- [Work to do]: Read the records and write them out again exactly.

- [Information given]:
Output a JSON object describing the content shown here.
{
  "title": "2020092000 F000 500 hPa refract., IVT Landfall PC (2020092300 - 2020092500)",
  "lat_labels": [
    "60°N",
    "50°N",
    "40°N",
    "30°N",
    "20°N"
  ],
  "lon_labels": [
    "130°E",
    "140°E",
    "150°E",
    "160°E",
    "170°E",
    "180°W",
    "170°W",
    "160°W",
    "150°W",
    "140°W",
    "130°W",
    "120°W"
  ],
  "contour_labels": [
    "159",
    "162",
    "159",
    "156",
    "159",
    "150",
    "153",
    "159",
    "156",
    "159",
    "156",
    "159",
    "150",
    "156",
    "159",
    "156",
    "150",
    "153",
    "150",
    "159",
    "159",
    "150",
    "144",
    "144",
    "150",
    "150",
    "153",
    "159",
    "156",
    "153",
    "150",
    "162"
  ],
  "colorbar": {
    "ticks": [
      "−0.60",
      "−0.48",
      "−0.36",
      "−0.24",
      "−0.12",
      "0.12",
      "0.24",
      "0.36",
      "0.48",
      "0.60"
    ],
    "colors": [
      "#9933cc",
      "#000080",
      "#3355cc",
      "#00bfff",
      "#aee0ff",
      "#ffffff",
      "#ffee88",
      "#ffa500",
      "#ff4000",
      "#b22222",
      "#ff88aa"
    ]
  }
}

- [Task output]:
Output a JSON object describing the content shown here.
{
  "title": "2020092000 F000 500 hPa refract., IVT Landfall PC (2020092300 - 2020092500)",
  "lat_labels": [
    "60°N",
    "50°N",
    "40°N",
    "30°N",
    "20°N"
  ],
  "lon_labels": [
    "130°E",
    "140°E",
    "150°E",
    "160°E",
    "170°E",
    "180°W",
    "170°W",
    "160°W",
    "150°W",
    "140°W",
    "130°W",
    "120°W"
  ],
  "contour_labels": [
    "159",
    "162",
    "159",
    "156",
    "159",
    "150",
    "153",
    "159",
    "156",
    "159",
    "156",
    "159",
    "150",
    "156",
    "159",
    "156",
    "150",
    "153",
    "150",
    "159",
    "159",
    "150",
    "144",
    "144",
    "150",
    "150",
    "153",
    "159",
    "156",
    "153",
    "150",
    "162"
  ],
  "colorbar": {
    "ticks": [
      "−0.60",
      "−0.48",
      "−0.36",
      "−0.24",
      "−0.12",
      "0.12",
      "0.24",
      "0.36",
      "0.48",
      "0.60"
    ],
    "colors": [
      "#9933cc",
      "#000080",
      "#3355cc",
      "#00bfff",
      "#aee0ff",
      "#ffffff",
      "#ffee88",
      "#ffa500",
      "#ff4000",
      "#b22222",
      "#ff88aa"
    ]
  }
}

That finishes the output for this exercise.